**Data supplied**
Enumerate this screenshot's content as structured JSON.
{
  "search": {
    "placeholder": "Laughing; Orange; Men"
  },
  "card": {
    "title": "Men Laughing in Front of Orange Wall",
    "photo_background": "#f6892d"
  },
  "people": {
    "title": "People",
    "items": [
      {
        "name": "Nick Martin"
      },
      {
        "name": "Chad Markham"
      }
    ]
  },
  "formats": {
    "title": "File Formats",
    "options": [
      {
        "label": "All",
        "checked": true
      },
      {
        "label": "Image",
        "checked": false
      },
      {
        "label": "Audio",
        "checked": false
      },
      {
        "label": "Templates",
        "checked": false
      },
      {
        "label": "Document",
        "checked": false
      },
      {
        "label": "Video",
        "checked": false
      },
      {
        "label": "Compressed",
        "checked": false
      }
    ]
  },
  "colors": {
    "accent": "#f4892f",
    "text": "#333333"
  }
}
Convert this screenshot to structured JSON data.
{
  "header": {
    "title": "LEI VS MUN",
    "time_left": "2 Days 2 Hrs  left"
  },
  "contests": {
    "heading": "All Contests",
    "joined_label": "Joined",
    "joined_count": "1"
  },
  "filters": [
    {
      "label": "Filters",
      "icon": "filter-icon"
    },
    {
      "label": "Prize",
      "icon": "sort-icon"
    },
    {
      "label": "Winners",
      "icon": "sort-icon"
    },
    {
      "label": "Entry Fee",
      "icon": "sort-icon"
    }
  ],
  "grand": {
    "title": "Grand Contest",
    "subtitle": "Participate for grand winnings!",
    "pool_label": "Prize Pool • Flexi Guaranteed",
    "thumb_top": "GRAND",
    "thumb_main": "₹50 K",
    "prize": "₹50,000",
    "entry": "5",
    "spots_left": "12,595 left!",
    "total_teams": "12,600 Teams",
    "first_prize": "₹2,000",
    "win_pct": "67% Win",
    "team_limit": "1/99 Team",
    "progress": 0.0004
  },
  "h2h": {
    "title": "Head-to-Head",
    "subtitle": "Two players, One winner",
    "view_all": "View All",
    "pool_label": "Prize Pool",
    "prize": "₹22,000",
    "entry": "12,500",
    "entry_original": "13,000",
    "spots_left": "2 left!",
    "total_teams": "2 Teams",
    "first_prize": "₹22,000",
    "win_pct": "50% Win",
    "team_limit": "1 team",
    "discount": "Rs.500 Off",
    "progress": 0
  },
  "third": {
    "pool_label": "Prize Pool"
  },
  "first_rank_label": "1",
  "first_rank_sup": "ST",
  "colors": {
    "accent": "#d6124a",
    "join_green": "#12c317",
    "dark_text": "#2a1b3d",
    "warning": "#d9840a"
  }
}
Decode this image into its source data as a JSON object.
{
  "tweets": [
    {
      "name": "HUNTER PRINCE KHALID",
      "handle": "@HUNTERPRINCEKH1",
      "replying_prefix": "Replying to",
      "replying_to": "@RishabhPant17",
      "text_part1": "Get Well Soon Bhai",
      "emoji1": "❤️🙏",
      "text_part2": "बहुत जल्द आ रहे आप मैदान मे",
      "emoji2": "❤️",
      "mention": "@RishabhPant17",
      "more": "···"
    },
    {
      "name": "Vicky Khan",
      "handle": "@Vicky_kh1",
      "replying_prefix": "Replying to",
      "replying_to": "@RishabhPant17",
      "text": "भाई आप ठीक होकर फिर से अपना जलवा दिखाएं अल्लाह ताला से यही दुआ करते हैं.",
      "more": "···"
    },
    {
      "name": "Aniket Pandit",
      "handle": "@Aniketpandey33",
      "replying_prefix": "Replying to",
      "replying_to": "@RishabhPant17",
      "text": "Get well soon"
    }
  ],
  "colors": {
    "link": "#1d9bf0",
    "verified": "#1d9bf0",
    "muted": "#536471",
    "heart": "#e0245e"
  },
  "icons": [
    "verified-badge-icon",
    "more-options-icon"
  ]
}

--

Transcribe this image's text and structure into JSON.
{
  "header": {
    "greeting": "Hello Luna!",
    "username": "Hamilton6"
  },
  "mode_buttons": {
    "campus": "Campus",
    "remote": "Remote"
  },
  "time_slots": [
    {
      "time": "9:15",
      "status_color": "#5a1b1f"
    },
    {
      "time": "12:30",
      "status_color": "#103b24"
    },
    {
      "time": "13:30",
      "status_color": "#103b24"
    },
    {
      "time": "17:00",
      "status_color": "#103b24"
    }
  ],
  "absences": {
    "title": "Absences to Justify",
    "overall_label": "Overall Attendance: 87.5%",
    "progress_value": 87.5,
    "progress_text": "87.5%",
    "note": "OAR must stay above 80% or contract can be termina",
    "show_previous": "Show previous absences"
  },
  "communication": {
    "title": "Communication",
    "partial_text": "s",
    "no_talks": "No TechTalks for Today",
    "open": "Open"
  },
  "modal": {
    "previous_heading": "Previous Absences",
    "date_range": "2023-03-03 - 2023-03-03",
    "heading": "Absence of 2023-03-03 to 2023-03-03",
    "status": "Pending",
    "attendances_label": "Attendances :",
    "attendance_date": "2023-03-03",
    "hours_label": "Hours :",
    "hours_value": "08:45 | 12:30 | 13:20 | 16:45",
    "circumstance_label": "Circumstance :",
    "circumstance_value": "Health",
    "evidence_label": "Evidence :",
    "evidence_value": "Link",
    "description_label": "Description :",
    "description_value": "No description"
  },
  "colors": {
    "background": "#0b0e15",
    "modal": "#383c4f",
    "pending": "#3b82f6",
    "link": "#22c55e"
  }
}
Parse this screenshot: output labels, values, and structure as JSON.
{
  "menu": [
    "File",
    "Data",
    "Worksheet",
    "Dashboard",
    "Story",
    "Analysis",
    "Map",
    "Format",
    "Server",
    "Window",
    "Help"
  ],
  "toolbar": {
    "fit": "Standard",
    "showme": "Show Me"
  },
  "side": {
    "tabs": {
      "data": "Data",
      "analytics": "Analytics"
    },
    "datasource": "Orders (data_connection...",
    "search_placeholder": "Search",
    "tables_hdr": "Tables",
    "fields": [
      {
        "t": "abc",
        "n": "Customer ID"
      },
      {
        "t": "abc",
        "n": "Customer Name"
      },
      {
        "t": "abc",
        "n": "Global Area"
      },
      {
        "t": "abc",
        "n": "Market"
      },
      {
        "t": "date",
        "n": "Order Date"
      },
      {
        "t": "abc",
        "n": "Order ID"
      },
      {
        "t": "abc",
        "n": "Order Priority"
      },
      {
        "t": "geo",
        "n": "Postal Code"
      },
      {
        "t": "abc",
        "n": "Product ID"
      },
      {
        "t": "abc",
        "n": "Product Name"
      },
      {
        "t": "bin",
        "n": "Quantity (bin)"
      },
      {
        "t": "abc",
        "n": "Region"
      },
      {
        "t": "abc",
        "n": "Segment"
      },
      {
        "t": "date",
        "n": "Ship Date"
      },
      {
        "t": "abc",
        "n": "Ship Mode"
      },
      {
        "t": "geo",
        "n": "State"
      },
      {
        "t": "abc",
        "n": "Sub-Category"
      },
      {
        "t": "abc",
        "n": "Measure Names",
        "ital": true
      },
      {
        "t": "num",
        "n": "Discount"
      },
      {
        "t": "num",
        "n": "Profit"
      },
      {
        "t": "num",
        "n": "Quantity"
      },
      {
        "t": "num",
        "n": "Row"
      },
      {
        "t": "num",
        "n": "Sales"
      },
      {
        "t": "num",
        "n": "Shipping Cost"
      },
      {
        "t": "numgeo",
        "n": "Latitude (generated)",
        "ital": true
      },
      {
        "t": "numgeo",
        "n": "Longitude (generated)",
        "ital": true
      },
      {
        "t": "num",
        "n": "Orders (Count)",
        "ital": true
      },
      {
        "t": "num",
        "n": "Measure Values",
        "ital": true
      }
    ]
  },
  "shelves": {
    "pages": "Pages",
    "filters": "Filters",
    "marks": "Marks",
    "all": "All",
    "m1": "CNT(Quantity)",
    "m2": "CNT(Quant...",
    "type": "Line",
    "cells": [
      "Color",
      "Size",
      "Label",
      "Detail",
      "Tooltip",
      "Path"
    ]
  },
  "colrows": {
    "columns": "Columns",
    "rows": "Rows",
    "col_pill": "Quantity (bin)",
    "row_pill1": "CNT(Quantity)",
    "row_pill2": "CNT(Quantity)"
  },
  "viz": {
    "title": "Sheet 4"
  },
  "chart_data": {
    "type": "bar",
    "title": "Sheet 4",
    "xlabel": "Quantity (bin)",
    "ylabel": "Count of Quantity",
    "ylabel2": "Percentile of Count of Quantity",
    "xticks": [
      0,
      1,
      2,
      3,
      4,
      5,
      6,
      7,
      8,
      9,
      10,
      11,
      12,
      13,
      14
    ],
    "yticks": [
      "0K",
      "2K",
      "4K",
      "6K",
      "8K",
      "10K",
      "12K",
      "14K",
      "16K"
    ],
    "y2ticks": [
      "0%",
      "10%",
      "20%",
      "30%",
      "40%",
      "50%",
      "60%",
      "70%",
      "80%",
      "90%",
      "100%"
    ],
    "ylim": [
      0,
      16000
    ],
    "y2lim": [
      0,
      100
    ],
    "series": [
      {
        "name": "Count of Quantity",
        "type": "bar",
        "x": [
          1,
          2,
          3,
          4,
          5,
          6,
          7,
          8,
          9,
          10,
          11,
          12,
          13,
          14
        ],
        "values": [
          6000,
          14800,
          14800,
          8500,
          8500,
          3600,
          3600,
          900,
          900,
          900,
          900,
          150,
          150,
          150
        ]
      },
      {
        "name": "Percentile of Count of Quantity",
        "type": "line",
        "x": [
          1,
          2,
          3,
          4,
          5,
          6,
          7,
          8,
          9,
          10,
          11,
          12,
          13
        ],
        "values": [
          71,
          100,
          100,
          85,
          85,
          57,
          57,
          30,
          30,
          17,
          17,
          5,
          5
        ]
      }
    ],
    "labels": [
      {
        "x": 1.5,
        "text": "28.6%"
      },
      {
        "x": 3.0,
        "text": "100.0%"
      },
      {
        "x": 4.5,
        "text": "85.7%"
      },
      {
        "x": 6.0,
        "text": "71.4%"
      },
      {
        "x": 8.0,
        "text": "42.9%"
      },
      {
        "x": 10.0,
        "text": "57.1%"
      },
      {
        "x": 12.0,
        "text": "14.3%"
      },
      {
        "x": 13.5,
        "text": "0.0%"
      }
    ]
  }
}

**What the task requires**
Find the word "Pool" in the entries above and gather every line that holds it.

**Written solution**
    "pool_label": "Prize Pool • Flexi Guaranteed",
    "pool_label": "Prize Pool",
    "pool_label": "Prize Pool"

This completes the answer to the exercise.